Data records
————————

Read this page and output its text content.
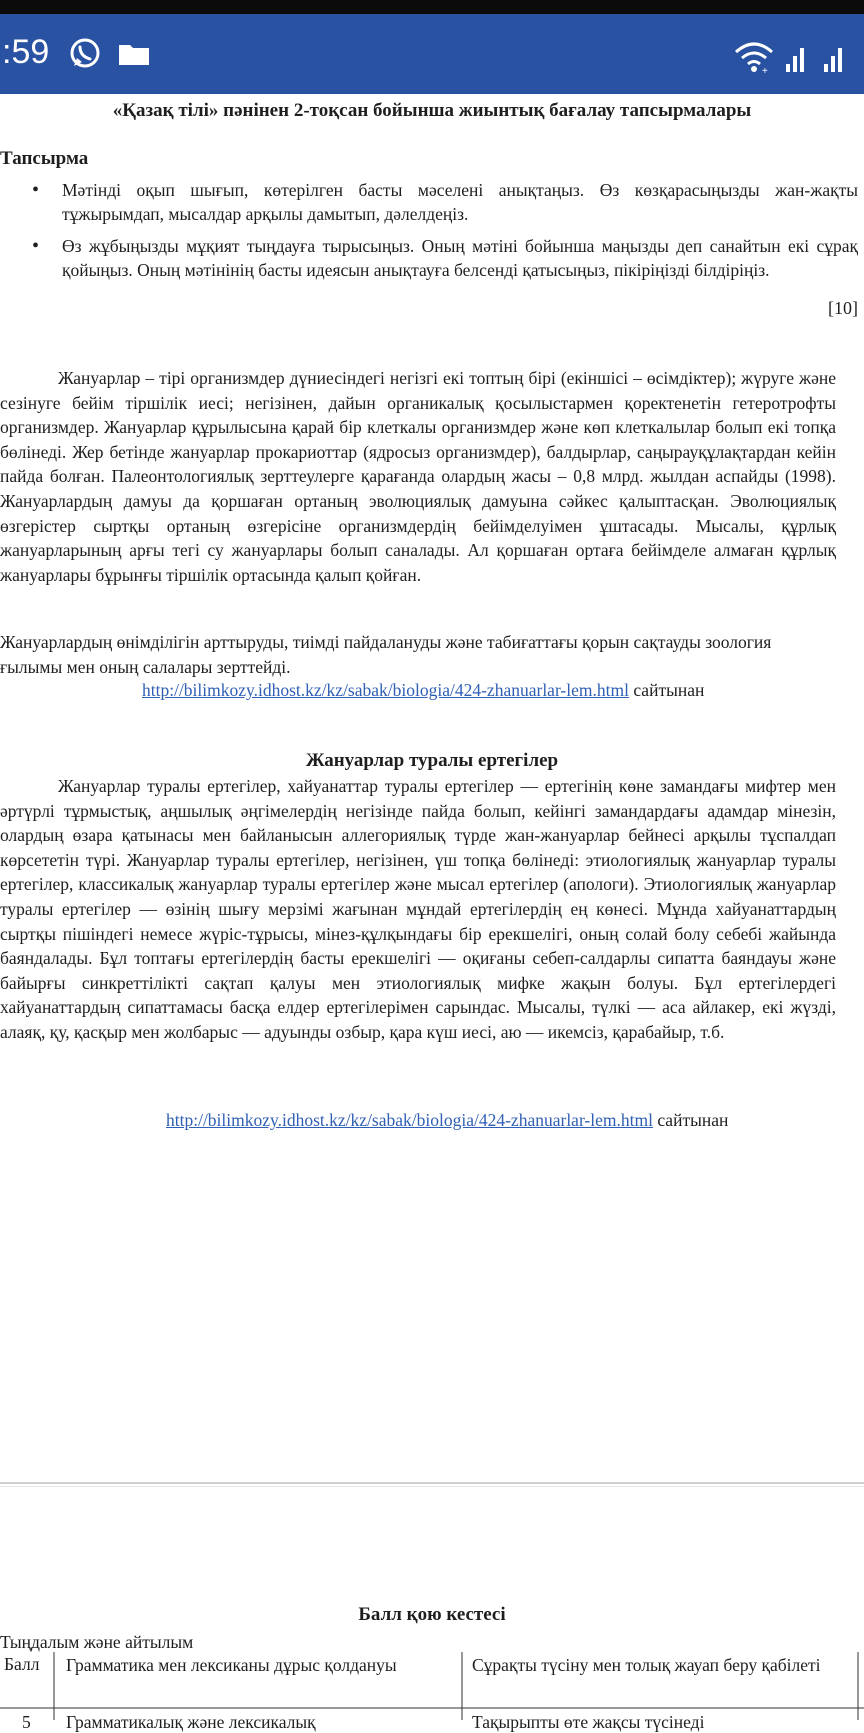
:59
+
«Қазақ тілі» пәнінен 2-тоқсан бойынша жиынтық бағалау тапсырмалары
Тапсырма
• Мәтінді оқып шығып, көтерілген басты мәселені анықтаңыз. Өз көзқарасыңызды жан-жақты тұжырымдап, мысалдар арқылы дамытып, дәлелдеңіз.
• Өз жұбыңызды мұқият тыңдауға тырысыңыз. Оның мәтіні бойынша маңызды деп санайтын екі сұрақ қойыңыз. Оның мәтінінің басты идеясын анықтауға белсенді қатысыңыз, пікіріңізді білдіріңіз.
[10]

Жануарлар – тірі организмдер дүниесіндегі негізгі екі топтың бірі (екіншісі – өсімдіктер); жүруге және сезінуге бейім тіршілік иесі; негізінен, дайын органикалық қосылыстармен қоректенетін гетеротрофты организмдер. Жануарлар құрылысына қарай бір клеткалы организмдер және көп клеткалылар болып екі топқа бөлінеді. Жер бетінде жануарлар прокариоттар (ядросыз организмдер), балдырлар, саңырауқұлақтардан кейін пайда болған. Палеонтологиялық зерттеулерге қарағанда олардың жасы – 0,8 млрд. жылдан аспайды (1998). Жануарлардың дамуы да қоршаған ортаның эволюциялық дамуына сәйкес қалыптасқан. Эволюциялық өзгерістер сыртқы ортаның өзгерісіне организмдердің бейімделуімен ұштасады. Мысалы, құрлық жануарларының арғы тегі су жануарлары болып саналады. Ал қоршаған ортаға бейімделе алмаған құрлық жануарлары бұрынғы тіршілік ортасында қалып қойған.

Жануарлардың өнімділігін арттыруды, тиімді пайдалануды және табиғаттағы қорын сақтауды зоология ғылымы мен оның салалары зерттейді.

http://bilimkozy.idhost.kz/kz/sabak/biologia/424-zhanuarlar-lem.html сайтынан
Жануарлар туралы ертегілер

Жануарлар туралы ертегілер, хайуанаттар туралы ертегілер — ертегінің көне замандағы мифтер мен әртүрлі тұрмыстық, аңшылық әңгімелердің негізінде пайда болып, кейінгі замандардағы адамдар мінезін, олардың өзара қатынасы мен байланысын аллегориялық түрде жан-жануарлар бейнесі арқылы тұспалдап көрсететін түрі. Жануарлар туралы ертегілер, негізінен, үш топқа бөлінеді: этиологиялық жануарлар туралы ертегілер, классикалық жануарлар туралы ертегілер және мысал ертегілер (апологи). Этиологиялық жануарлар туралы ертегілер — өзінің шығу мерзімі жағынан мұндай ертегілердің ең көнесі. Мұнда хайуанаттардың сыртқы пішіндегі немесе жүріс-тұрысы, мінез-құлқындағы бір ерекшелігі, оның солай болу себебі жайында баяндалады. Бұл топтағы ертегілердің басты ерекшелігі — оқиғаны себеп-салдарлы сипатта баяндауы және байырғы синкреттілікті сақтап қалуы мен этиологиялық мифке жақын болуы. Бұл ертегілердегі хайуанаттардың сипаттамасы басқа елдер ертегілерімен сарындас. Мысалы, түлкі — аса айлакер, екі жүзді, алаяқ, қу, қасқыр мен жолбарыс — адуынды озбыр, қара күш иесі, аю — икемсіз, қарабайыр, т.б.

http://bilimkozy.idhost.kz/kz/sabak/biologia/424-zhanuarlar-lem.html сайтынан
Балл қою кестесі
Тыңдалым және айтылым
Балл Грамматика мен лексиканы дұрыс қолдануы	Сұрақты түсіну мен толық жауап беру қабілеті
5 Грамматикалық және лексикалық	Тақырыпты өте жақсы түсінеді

————————

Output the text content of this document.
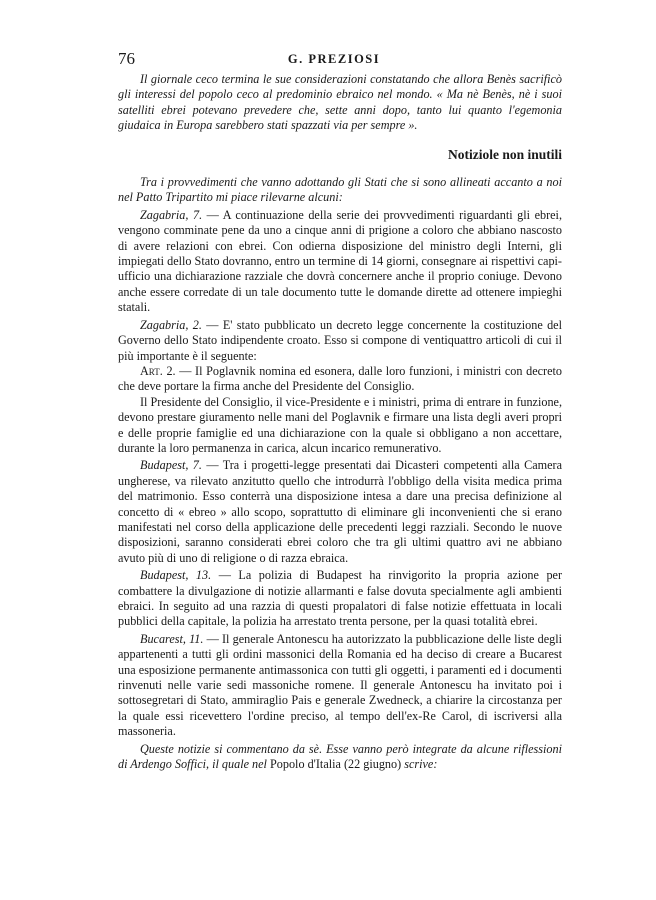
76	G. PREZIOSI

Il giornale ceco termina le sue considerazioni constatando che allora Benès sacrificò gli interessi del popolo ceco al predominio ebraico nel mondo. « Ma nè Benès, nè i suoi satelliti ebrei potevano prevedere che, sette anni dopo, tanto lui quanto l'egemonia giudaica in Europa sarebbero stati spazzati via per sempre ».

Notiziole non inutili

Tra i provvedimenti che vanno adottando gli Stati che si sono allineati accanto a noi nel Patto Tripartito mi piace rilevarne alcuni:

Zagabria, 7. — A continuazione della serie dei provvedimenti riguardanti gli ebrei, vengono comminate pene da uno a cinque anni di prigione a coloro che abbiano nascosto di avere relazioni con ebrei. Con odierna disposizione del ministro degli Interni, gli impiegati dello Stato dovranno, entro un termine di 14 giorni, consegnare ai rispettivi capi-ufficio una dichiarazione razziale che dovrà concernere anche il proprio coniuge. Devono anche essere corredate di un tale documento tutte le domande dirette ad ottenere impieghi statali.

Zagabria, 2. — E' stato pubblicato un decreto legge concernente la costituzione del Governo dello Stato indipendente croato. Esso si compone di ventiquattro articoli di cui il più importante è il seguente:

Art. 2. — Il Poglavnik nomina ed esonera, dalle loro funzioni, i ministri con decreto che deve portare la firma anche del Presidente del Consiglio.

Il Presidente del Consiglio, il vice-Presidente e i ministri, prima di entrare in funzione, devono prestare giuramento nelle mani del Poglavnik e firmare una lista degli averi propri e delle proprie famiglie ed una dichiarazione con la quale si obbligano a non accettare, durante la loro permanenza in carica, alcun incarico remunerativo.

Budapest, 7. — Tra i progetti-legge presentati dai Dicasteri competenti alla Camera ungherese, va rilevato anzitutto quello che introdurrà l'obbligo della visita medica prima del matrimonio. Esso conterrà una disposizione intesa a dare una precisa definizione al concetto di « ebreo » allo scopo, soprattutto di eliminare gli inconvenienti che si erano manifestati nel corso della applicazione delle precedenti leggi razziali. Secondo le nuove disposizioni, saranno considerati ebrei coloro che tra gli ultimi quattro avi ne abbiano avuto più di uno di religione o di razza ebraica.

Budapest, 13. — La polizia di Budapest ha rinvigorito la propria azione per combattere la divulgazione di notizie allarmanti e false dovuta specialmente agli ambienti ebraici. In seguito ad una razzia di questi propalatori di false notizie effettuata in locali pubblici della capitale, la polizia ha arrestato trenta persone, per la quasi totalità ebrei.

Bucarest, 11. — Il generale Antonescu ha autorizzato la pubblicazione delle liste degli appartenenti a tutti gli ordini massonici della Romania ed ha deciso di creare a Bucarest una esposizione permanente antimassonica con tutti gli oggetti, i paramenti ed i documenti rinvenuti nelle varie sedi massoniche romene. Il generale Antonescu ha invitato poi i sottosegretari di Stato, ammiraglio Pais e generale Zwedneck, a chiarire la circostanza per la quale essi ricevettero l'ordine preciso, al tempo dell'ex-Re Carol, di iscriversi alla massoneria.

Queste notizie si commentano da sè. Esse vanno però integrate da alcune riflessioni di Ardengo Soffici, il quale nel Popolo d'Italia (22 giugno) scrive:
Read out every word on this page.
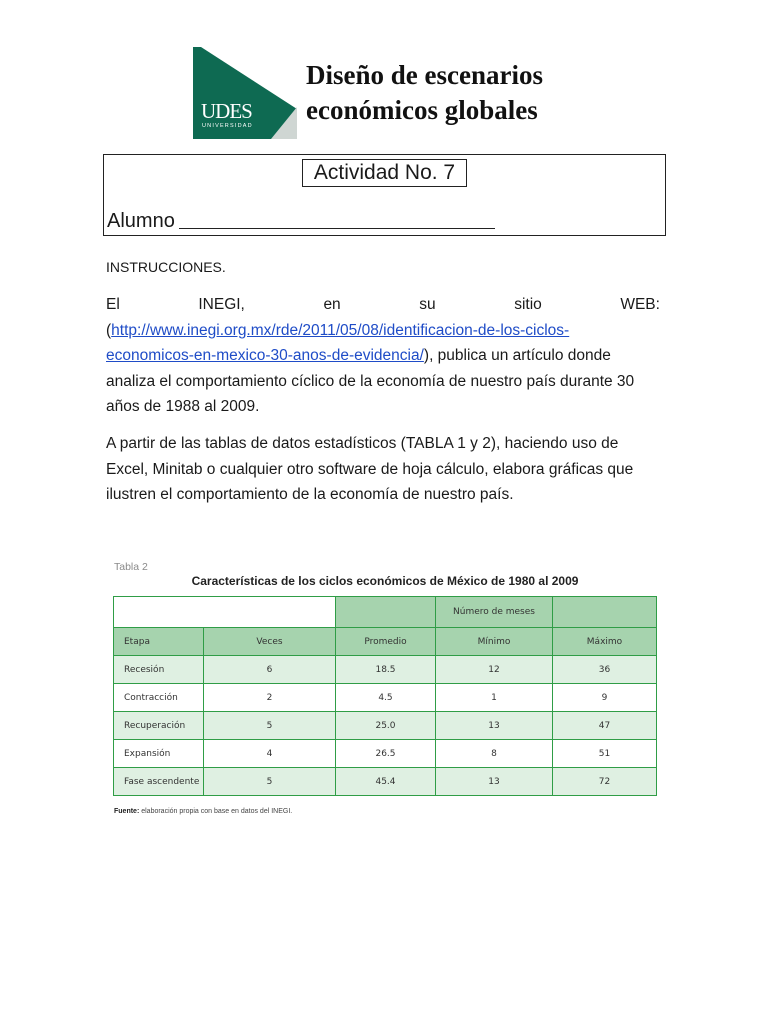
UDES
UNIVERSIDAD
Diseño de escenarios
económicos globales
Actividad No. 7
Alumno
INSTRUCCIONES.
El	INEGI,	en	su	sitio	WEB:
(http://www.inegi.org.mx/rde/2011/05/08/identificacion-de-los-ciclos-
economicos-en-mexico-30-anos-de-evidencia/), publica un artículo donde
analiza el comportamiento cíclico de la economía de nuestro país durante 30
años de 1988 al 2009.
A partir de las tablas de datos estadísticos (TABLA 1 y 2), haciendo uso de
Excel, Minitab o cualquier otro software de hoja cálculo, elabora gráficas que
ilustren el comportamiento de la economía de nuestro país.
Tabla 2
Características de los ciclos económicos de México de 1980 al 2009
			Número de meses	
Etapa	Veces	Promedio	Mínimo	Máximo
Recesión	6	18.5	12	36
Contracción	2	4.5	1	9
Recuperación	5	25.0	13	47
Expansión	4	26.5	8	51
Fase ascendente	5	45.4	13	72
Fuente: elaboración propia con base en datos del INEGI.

————————

§ **Brief**
Pull out the lines above in which the word "this" appears.

§ **Task output**
Read this page and output its text content.
Output the text content of this document.
Read out every word on this page.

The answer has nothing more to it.